:: Problem ::
Reproduce the material exactly, omitting nothing.

:: Listed records ::
--- Begin ---
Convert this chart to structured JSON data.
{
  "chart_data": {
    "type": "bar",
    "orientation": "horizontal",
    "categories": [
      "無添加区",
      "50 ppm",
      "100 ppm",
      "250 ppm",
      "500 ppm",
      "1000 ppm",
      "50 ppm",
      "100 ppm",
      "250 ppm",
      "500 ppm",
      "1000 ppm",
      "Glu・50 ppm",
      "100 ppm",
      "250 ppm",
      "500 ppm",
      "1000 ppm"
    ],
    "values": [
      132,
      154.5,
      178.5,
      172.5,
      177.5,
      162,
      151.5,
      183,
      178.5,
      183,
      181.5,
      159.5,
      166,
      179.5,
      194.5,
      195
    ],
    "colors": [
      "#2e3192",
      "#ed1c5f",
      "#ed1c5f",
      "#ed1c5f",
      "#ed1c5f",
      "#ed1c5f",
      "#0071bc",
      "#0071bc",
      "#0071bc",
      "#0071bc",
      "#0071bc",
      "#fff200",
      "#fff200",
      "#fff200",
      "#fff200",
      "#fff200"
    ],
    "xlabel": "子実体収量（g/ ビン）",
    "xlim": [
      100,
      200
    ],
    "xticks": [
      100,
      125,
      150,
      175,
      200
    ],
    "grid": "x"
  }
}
--- End ---
:: Response to the task ::
Convert this chart to structured JSON data.
{
  "chart_data": {
    "type": "bar",
    "orientation": "horizontal",
    "categories": [
      "無添加区",
      "50 ppm",
      "100 ppm",
      "250 ppm",
      "500 ppm",
      "1000 ppm",
      "50 ppm",
      "100 ppm",
      "250 ppm",
      "500 ppm",
      "1000 ppm",
      "Glu・50 ppm",
      "100 ppm",
      "250 ppm",
      "500 ppm",
      "1000 ppm"
    ],
    "values": [
      132,
      154.5,
      178.5,
      172.5,
      177.5,
      162,
      151.5,
      183,
      178.5,
      183,
      181.5,
      159.5,
      166,
      179.5,
      194.5,
      195
    ],
    "colors": [
      "#2e3192",
      "#ed1c5f",
      "#ed1c5f",
      "#ed1c5f",
      "#ed1c5f",
      "#ed1c5f",
      "#0071bc",
      "#0071bc",
      "#0071bc",
      "#0071bc",
      "#0071bc",
      "#fff200",
      "#fff200",
      "#fff200",
      "#fff200",
      "#fff200"
    ],
    "xlabel": "子実体収量（g/ ビン）",
    "xlim": [
      100,
      200
    ],
    "xticks": [
      100,
      125,
      150,
      175,
      200
    ],
    "grid": "x"
  }
}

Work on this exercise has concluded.